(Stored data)
# # #
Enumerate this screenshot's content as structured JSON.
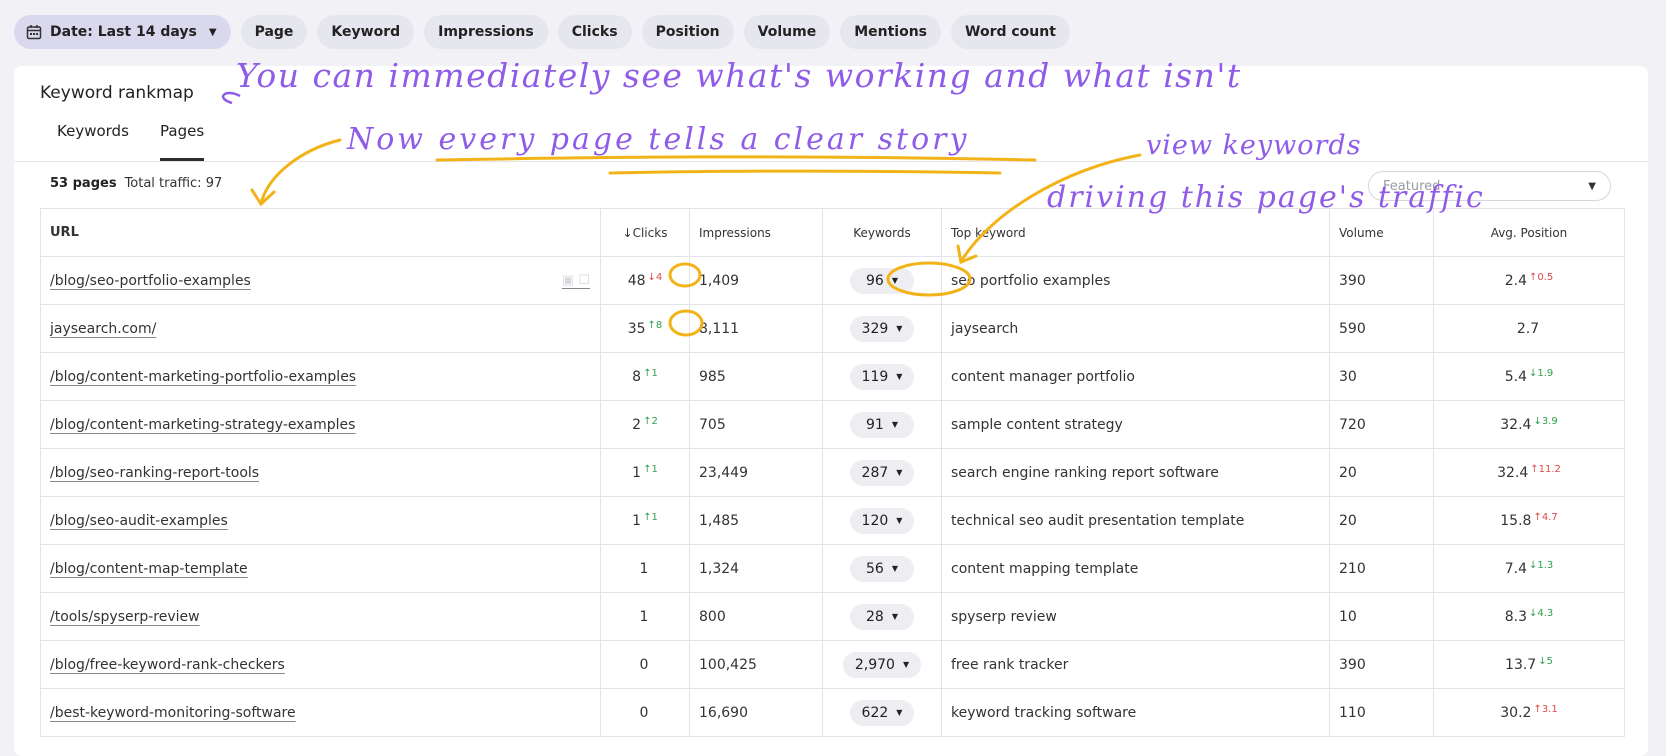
{
  "filters": {
    "date": "Date: Last 14 days",
    "chips": [
      "Page",
      "Keyword",
      "Impressions",
      "Clicks",
      "Position",
      "Volume",
      "Mentions",
      "Word count"
    ]
  },
  "card": {
    "title": "Keyword rankmap",
    "tabs": [
      "Keywords",
      "Pages"
    ],
    "summary": {
      "pages": "53 pages",
      "traffic": "Total traffic: 97"
    },
    "sort_select": "Featured"
  },
  "table": {
    "headers": {
      "url": "URL",
      "clicks": "Clicks",
      "impressions": "Impressions",
      "keywords": "Keywords",
      "top_keyword": "Top keyword",
      "volume": "Volume",
      "avg_position": "Avg. Position"
    },
    "rows": [
      {
        "url": "/blog/seo-portfolio-examples",
        "clicks": "48",
        "clicks_delta": "↓4",
        "impressions": "1,409",
        "keywords": "96",
        "top_keyword": "seo portfolio examples",
        "volume": "390",
        "position": "2.4",
        "position_delta": "↑0.5"
      },
      {
        "url": "jaysearch.com/",
        "clicks": "35",
        "clicks_delta": "↑8",
        "impressions": "8,111",
        "keywords": "329",
        "top_keyword": "jaysearch",
        "volume": "590",
        "position": "2.7",
        "position_delta": ""
      },
      {
        "url": "/blog/content-marketing-portfolio-examples",
        "clicks": "8",
        "clicks_delta": "↑1",
        "impressions": "985",
        "keywords": "119",
        "top_keyword": "content manager portfolio",
        "volume": "30",
        "position": "5.4",
        "position_delta": "↓1.9"
      },
      {
        "url": "/blog/content-marketing-strategy-examples",
        "clicks": "2",
        "clicks_delta": "↑2",
        "impressions": "705",
        "keywords": "91",
        "top_keyword": "sample content strategy",
        "volume": "720",
        "position": "32.4",
        "position_delta": "↓3.9"
      },
      {
        "url": "/blog/seo-ranking-report-tools",
        "clicks": "1",
        "clicks_delta": "↑1",
        "impressions": "23,449",
        "keywords": "287",
        "top_keyword": "search engine ranking report software",
        "volume": "20",
        "position": "32.4",
        "position_delta": "↑11.2"
      },
      {
        "url": "/blog/seo-audit-examples",
        "clicks": "1",
        "clicks_delta": "↑1",
        "impressions": "1,485",
        "keywords": "120",
        "top_keyword": "technical seo audit presentation template",
        "volume": "20",
        "position": "15.8",
        "position_delta": "↑4.7"
      },
      {
        "url": "/blog/content-map-template",
        "clicks": "1",
        "clicks_delta": "",
        "impressions": "1,324",
        "keywords": "56",
        "top_keyword": "content mapping template",
        "volume": "210",
        "position": "7.4",
        "position_delta": "↓1.3"
      },
      {
        "url": "/tools/spyserp-review",
        "clicks": "1",
        "clicks_delta": "",
        "impressions": "800",
        "keywords": "28",
        "top_keyword": "spyserp review",
        "volume": "10",
        "position": "8.3",
        "position_delta": "↓4.3"
      },
      {
        "url": "/blog/free-keyword-rank-checkers",
        "clicks": "0",
        "clicks_delta": "",
        "impressions": "100,425",
        "keywords": "2,970",
        "top_keyword": "free rank tracker",
        "volume": "390",
        "position": "13.7",
        "position_delta": "↓5"
      },
      {
        "url": "/best-keyword-monitoring-software",
        "clicks": "0",
        "clicks_delta": "",
        "impressions": "16,690",
        "keywords": "622",
        "top_keyword": "keyword tracking software",
        "volume": "110",
        "position": "30.2",
        "position_delta": "↑3.1"
      }
    ]
  },
  "annotations": {
    "line1": "You can immediately see what's working and what isn't",
    "line2": "Now every page tells a clear story",
    "line3": "view keywords",
    "line4": "driving this page's traffic"
  },
  "colors": {
    "annotation": "#8e5ce8",
    "highlight": "#f2b318",
    "positive": "#2ea04f",
    "negative": "#e04848"
  }
}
# # #
Return solely the number of lines in the data that include the word "spyserp".

2